WHAT THIS TASK INVOLVES: Below are the records; collect from them each line containing the string "настоящем".

• • • • •

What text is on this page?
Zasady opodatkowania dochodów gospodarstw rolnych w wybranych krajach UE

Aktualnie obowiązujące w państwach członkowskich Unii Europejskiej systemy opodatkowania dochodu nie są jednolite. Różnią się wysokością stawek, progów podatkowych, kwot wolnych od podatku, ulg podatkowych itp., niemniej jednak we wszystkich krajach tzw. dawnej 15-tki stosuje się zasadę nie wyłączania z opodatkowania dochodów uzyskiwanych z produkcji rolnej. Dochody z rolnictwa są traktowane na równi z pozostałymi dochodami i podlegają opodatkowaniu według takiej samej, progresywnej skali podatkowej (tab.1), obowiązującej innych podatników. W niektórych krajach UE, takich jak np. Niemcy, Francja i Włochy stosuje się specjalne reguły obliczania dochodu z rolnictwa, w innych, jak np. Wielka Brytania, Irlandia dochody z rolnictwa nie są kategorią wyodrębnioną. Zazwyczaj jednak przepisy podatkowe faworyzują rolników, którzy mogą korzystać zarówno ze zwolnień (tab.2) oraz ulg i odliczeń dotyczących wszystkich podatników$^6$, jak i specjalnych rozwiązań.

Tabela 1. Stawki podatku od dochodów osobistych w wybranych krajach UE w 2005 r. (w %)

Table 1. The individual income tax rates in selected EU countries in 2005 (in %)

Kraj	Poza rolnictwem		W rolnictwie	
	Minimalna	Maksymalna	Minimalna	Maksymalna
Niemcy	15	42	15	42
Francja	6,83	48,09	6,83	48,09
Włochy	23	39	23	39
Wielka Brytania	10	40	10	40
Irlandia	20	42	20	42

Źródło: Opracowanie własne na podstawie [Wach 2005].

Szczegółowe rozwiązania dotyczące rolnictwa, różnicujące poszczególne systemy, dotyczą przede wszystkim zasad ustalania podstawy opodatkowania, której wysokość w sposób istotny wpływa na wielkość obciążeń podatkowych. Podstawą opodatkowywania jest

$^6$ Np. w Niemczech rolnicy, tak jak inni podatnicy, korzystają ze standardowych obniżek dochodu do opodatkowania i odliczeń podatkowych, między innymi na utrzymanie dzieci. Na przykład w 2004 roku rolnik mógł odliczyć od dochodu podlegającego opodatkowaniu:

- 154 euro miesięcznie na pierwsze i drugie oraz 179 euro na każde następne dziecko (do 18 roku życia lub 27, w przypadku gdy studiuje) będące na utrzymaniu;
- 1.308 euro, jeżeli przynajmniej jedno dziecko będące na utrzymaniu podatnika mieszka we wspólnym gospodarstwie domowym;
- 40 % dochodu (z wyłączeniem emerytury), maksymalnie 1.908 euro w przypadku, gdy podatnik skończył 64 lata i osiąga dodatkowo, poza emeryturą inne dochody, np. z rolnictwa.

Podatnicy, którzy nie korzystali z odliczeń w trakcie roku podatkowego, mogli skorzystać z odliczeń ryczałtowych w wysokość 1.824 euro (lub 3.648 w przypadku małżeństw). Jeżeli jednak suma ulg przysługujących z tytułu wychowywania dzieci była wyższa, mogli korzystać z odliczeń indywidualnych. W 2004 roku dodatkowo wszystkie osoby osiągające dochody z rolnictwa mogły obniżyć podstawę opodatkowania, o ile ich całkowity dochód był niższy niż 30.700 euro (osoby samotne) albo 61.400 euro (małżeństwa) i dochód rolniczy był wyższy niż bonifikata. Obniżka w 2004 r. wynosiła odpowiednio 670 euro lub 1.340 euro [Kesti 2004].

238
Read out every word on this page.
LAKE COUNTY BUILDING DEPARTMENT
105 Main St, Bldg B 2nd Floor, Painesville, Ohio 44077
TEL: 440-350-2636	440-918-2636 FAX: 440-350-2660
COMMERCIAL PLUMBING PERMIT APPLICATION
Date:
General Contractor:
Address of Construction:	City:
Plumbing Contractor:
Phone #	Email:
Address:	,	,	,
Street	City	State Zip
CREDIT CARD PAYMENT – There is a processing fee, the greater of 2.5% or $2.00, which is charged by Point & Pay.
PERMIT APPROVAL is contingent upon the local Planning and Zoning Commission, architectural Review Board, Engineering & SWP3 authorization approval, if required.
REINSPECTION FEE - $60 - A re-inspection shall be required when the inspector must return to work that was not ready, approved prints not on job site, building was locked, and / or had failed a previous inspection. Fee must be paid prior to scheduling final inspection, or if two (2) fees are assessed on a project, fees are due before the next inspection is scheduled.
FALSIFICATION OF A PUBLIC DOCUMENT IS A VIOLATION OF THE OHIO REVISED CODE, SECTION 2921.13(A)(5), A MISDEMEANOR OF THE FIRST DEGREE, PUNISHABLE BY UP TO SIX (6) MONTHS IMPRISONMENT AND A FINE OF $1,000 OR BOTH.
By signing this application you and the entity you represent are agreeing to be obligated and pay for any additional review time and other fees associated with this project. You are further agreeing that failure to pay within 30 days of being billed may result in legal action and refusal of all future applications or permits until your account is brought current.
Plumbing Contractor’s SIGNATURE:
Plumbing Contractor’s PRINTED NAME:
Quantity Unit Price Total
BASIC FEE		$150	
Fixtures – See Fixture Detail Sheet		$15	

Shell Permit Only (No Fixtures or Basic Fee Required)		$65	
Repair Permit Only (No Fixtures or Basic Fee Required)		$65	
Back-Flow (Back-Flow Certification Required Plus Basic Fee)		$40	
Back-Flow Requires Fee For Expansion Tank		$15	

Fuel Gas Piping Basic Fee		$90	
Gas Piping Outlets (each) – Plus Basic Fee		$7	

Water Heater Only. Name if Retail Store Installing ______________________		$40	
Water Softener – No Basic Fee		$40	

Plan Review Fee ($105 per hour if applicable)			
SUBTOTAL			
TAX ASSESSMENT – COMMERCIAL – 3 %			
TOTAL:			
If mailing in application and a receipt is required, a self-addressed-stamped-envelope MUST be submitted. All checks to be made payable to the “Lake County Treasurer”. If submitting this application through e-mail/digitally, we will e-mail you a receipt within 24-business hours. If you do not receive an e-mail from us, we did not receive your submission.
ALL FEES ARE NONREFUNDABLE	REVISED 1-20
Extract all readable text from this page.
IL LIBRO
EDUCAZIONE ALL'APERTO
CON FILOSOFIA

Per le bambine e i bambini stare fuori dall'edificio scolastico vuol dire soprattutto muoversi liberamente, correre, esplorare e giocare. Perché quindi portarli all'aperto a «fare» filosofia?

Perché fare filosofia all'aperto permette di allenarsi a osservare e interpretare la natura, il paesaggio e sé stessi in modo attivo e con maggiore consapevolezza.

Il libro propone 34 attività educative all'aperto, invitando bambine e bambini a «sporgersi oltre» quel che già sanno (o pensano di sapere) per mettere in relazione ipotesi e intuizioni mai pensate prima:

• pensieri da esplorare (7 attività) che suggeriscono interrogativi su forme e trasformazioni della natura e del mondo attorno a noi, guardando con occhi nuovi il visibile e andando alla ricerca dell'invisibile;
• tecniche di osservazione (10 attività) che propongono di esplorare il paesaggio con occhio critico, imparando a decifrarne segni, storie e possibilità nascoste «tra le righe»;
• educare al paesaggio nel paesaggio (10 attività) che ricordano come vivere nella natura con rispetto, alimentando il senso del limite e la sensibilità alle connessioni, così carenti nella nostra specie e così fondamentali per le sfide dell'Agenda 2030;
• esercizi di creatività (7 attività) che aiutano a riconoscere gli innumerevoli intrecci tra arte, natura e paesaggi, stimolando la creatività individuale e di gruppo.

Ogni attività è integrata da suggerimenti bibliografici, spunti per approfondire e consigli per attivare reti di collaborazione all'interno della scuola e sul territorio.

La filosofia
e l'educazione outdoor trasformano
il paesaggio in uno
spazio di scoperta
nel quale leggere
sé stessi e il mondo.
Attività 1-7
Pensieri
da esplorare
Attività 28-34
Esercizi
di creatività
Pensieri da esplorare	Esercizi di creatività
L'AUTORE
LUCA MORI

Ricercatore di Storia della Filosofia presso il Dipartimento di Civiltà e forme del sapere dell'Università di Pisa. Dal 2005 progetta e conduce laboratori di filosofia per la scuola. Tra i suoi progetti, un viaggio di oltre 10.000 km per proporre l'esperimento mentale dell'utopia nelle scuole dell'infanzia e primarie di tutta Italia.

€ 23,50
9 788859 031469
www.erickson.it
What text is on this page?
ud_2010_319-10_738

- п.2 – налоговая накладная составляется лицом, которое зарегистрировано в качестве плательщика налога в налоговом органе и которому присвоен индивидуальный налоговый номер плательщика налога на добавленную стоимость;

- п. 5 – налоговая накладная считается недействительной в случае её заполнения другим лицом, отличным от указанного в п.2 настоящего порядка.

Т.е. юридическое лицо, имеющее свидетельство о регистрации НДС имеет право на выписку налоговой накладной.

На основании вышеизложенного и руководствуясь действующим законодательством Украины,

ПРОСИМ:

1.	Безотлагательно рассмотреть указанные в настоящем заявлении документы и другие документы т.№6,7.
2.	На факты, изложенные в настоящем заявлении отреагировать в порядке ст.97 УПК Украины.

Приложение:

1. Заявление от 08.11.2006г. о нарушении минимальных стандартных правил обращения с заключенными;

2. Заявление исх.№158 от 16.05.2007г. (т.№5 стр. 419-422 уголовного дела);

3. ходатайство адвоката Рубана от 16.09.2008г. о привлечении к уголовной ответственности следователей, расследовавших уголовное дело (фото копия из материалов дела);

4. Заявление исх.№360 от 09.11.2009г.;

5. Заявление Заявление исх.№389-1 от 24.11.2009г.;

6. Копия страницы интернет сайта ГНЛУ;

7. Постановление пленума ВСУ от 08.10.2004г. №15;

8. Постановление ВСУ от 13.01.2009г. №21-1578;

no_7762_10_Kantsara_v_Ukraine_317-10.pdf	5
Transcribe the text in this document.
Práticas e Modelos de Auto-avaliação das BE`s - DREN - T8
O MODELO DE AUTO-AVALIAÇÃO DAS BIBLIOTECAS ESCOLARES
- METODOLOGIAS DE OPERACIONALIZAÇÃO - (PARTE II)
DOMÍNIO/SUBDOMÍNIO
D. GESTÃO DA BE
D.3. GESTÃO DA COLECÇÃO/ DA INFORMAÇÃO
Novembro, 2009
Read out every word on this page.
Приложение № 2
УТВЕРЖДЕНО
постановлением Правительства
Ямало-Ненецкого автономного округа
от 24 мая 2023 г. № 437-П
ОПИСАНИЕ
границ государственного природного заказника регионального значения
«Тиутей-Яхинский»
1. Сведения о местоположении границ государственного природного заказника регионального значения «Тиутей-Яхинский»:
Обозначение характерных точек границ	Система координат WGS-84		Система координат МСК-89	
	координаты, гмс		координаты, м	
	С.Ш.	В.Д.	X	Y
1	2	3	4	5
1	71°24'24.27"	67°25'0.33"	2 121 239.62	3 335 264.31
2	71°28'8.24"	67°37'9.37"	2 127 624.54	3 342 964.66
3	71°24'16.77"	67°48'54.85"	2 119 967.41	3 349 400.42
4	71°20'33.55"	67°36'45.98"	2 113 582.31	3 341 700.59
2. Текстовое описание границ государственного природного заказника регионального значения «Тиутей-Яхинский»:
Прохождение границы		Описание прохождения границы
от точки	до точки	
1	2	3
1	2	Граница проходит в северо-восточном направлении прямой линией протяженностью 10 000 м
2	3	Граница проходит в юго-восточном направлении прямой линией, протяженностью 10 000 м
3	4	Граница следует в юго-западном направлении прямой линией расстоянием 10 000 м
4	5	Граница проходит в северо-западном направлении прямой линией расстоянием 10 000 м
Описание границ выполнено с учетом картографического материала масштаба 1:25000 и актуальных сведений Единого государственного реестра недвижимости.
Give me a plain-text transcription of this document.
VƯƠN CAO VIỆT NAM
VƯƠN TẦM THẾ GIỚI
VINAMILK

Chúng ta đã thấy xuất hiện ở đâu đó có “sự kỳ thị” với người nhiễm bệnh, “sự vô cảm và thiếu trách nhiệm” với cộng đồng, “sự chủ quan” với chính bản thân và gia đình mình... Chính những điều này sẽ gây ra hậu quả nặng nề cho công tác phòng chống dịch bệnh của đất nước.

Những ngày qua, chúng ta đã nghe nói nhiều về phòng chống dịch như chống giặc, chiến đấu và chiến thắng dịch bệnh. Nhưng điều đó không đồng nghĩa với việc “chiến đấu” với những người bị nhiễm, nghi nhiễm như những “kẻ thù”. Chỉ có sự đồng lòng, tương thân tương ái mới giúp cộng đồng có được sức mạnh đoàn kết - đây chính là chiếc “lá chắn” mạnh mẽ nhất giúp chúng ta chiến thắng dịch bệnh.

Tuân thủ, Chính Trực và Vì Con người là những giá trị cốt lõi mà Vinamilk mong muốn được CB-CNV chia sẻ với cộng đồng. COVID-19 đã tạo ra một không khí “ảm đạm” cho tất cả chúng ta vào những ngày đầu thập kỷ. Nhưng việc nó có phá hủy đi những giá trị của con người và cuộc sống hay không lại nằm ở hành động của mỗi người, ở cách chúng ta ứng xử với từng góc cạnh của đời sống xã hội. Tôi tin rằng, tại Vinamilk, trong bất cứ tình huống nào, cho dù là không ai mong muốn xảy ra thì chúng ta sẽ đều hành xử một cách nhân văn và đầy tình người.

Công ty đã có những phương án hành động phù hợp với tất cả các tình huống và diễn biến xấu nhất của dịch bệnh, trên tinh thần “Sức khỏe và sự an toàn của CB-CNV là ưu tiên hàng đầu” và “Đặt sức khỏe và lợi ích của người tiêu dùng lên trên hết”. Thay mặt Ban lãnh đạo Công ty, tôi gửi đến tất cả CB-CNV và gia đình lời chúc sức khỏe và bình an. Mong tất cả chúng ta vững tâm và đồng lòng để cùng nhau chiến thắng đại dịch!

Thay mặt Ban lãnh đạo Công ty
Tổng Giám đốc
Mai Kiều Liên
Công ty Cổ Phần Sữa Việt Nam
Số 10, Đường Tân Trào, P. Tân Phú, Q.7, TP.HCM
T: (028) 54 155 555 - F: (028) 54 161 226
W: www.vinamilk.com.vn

• • • • •

RESPONSE TO THE EXERCISE:
1.	Безотлагательно рассмотреть указанные в настоящем заявлении документы и другие документы т.№6,7.
2.	На факты, изложенные в настоящем заявлении отреагировать в порядке ст.97 УПК Украины.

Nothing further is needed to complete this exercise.